**The problem:** Whenever "Fuckington" appears in a line, please copy that line from the data.

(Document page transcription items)
-- -- --

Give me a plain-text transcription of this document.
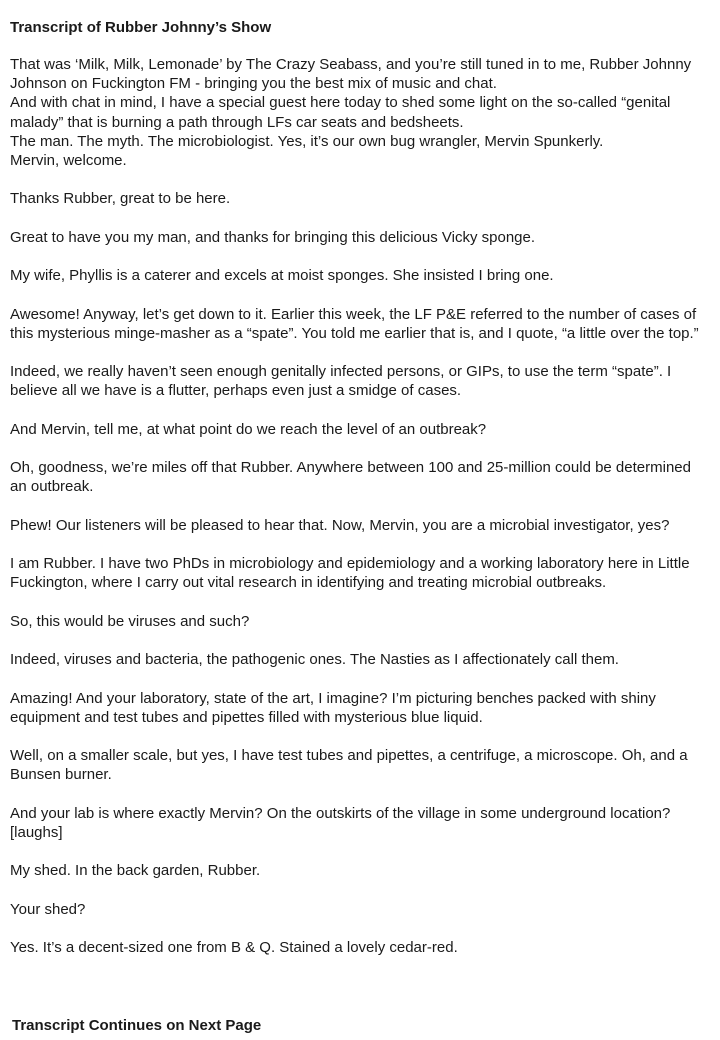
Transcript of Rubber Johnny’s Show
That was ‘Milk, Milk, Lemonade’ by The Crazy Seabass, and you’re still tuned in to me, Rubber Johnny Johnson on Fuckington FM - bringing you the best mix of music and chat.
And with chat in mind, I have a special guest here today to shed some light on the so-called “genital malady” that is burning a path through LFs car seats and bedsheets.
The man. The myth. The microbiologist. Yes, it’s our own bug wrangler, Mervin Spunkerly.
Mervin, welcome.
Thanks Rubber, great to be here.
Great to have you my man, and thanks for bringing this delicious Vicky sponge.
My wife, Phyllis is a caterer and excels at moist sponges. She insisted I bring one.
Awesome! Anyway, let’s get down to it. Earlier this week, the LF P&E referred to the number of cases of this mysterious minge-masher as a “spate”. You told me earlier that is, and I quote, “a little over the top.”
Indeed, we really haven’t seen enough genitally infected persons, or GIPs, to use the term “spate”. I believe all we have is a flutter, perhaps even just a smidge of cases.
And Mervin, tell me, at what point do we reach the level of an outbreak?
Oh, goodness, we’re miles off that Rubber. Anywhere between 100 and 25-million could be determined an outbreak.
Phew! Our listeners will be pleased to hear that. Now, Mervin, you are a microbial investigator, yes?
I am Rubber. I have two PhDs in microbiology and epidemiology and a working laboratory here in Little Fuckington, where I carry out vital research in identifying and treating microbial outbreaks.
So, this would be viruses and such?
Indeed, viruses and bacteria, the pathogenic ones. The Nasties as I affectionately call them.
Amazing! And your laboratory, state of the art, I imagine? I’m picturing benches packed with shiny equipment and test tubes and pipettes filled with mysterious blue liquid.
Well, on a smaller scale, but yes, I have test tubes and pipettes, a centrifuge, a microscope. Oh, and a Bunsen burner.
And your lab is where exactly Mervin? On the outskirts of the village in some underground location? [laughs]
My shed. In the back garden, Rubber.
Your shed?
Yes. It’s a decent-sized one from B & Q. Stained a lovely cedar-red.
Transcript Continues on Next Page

-- -- --

**Exercise answer:**
That was ‘Milk, Milk, Lemonade’ by The Crazy Seabass, and you’re still tuned in to me, Rubber Johnny Johnson on Fuckington FM - bringing you the best mix of music and chat.
I am Rubber. I have two PhDs in microbiology and epidemiology and a working laboratory here in Little Fuckington, where I carry out vital research in identifying and treating microbial outbreaks.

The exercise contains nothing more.